[Your objective]
The listing below is the input. Say how many of its lines contain "Fayzee", giving the number alone.

[Data shown]
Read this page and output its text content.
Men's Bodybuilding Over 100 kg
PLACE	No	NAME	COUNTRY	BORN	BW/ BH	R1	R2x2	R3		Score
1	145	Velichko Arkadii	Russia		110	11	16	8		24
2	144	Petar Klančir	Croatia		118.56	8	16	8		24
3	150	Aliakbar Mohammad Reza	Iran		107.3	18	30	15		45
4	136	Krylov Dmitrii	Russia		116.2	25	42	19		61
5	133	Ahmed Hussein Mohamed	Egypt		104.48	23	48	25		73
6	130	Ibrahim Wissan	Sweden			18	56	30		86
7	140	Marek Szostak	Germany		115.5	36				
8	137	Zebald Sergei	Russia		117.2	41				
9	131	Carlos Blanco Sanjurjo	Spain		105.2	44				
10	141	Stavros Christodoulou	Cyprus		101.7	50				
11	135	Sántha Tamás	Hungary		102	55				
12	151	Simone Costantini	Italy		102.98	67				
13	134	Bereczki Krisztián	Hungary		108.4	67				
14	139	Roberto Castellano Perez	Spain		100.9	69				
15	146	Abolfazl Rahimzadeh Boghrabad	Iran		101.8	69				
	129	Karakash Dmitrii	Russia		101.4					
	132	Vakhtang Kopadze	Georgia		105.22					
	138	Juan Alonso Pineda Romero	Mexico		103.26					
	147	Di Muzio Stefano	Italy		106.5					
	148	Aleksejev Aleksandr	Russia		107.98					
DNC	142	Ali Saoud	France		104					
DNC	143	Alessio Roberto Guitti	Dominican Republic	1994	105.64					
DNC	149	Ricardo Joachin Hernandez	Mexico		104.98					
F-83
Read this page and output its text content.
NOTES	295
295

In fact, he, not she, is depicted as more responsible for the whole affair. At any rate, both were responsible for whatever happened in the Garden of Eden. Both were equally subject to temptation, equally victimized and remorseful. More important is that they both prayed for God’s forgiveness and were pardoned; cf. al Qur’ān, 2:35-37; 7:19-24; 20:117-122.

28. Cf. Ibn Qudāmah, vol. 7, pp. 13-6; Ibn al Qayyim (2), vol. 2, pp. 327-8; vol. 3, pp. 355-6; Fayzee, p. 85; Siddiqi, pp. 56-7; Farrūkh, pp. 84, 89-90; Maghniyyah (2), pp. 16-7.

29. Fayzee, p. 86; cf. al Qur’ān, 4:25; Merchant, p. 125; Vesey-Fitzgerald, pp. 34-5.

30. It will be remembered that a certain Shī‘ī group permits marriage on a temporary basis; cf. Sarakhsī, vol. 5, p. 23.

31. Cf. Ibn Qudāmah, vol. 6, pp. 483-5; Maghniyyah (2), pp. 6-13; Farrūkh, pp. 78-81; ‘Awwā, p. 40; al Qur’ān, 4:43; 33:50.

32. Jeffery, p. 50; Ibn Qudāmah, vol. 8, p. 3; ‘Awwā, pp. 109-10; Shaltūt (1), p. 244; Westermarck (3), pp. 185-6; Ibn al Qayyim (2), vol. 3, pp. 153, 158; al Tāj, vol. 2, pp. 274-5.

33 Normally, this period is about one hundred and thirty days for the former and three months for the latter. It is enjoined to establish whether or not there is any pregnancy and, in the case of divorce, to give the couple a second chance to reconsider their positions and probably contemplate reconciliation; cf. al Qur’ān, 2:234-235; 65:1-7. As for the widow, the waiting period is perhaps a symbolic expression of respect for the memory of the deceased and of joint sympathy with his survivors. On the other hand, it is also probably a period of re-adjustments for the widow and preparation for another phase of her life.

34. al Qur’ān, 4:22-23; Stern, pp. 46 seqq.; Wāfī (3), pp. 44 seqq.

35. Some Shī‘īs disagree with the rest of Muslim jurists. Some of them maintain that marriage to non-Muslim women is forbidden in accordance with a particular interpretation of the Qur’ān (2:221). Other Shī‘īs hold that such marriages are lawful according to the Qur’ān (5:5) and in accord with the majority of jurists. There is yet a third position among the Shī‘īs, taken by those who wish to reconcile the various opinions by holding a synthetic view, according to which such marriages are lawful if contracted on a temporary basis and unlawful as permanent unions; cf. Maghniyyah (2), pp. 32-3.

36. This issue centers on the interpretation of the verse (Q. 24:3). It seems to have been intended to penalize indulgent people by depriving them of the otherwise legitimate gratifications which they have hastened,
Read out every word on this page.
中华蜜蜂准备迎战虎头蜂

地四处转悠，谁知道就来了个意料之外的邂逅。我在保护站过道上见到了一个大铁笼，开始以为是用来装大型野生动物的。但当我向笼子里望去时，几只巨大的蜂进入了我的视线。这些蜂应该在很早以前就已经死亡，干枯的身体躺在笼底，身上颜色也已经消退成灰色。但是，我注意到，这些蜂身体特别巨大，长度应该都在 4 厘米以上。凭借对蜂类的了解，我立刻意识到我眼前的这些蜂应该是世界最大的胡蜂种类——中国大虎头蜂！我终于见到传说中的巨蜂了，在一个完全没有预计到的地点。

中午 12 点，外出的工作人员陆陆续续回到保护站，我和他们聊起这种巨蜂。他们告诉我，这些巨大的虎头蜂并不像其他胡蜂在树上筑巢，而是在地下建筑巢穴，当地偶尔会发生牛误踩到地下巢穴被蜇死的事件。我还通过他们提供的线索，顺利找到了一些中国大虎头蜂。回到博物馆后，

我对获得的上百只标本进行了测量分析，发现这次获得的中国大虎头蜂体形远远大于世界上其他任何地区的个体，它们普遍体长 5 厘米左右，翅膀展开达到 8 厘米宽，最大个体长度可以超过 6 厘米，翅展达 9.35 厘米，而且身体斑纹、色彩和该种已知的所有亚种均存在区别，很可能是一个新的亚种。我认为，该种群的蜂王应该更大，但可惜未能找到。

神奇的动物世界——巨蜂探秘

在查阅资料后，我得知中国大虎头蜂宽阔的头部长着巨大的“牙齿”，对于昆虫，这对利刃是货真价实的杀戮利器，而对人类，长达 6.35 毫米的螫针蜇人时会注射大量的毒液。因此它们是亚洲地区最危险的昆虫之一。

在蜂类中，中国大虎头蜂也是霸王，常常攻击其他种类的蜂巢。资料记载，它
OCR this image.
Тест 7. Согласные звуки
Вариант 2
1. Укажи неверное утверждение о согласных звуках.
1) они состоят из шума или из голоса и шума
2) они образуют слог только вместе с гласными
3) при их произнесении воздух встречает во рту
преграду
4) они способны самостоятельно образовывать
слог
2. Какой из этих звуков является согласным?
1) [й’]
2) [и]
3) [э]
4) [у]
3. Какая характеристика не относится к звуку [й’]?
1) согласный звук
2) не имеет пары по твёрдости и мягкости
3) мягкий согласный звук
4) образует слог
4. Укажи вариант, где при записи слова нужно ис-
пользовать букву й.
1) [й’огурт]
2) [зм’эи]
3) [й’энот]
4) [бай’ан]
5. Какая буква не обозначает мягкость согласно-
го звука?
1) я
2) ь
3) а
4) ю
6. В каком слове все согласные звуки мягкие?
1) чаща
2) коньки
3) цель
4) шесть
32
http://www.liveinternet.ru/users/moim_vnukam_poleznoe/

[Solution for this task]
2